Select, from the data, each line where "timestamp" occurs.

-- start of INFORMATION GIVEN --

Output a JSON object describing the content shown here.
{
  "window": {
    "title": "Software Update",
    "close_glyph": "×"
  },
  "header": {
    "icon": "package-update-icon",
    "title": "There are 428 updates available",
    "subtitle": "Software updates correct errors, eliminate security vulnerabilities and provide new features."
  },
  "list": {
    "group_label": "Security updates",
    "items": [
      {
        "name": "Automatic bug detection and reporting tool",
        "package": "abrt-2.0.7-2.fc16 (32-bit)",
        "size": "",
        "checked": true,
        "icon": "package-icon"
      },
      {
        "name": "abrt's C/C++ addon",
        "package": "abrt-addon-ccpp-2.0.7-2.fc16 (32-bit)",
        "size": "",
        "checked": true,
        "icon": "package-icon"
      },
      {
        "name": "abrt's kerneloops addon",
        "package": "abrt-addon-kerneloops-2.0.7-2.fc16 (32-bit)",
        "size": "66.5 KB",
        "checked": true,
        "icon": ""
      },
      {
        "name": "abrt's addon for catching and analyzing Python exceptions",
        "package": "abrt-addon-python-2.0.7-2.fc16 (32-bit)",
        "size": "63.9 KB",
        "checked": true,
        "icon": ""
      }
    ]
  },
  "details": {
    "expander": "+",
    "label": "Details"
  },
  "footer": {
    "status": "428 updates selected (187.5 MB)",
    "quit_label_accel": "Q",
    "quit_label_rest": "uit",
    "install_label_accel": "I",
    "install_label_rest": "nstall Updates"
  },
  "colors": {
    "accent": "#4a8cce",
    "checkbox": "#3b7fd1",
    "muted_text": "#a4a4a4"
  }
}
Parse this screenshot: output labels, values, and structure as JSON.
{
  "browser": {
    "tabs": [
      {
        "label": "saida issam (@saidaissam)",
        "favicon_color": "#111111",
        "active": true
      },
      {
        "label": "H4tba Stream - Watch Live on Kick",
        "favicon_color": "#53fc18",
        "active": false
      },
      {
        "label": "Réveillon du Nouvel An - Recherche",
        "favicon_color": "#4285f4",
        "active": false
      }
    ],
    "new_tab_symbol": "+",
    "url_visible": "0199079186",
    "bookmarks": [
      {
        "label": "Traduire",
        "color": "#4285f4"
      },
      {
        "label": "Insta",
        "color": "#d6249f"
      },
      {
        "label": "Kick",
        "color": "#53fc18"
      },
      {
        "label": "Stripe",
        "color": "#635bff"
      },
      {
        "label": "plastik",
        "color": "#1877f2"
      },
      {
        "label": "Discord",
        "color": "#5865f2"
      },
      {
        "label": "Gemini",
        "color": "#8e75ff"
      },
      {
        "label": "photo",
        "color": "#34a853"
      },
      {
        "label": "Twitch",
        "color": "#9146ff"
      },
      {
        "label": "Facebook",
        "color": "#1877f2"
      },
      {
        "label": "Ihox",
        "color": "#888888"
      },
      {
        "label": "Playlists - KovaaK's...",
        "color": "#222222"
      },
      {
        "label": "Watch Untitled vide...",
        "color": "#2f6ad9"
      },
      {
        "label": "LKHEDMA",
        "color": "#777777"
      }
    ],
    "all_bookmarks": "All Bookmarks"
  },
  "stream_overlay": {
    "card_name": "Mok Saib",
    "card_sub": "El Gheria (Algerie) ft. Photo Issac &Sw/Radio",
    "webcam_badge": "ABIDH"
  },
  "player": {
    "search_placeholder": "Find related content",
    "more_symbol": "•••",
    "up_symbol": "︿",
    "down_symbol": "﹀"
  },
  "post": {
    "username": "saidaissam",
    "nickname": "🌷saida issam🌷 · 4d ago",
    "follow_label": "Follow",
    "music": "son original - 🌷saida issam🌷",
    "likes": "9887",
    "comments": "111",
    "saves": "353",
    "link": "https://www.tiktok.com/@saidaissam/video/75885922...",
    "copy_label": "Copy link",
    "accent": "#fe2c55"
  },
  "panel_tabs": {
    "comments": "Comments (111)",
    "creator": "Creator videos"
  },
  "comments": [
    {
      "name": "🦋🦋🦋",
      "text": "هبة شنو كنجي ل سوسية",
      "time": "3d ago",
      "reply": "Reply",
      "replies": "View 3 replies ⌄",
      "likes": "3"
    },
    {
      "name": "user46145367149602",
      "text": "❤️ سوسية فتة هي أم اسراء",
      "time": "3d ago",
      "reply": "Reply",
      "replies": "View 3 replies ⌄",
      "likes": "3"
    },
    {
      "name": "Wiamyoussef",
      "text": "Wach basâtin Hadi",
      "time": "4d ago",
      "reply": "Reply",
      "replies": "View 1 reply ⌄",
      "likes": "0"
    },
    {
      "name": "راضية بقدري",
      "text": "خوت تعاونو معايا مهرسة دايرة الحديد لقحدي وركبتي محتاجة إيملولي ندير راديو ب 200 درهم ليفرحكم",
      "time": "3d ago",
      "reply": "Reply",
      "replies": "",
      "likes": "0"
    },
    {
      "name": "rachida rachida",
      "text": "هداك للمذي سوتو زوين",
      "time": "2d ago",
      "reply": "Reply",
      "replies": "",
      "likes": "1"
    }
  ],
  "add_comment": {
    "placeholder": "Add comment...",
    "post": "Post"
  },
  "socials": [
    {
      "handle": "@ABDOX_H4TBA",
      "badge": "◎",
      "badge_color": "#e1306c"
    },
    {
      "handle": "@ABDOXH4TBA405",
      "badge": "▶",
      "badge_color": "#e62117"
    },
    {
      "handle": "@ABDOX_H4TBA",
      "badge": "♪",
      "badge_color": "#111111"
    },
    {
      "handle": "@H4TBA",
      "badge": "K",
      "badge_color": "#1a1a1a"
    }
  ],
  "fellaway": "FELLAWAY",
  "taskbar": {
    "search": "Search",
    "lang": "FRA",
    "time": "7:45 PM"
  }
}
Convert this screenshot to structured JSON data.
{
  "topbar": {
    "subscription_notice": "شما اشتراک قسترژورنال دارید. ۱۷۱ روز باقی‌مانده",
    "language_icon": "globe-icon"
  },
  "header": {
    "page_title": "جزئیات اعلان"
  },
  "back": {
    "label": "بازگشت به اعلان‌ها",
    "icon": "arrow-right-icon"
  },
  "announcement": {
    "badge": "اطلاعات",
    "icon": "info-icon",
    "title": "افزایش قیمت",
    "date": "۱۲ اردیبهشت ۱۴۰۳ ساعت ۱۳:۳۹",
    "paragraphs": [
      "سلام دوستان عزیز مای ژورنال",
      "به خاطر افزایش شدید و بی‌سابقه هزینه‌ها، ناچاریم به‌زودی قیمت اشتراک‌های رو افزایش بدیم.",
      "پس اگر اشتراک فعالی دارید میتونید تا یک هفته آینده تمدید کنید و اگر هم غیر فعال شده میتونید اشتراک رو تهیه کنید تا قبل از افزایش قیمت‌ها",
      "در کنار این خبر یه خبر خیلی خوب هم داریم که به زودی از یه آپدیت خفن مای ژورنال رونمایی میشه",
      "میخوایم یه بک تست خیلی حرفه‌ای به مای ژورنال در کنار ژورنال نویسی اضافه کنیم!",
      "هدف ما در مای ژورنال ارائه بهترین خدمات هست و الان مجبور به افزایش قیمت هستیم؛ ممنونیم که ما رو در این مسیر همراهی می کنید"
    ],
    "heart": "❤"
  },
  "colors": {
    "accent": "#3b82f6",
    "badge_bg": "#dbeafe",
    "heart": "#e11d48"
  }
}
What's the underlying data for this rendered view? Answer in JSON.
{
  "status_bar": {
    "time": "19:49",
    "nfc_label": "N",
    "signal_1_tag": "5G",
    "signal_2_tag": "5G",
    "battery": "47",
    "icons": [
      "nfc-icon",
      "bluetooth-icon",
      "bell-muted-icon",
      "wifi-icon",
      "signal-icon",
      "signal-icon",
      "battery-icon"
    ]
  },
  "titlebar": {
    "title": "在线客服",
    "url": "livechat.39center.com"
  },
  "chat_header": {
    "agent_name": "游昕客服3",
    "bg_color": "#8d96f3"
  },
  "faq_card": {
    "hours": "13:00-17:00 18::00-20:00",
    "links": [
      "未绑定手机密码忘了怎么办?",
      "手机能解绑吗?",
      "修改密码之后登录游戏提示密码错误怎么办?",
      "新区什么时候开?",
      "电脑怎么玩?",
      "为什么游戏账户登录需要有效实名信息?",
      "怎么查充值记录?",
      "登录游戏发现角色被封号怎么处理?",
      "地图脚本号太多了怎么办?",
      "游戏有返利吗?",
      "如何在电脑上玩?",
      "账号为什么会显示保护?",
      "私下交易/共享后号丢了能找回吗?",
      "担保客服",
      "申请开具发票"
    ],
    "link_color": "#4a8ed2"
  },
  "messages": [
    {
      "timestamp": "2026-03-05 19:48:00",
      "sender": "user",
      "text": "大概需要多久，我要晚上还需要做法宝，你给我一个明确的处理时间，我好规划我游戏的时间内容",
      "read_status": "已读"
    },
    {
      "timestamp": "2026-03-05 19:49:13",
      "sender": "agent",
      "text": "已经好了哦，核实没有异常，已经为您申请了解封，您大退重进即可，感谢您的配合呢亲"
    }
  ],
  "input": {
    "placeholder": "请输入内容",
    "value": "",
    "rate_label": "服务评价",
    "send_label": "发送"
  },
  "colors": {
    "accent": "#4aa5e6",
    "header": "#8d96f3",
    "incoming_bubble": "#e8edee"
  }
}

-- end of INFORMATION GIVEN --

**SOLUTION BELOW:**
      "timestamp": "2026-03-05 19:48:00",
      "timestamp": "2026-03-05 19:49:13",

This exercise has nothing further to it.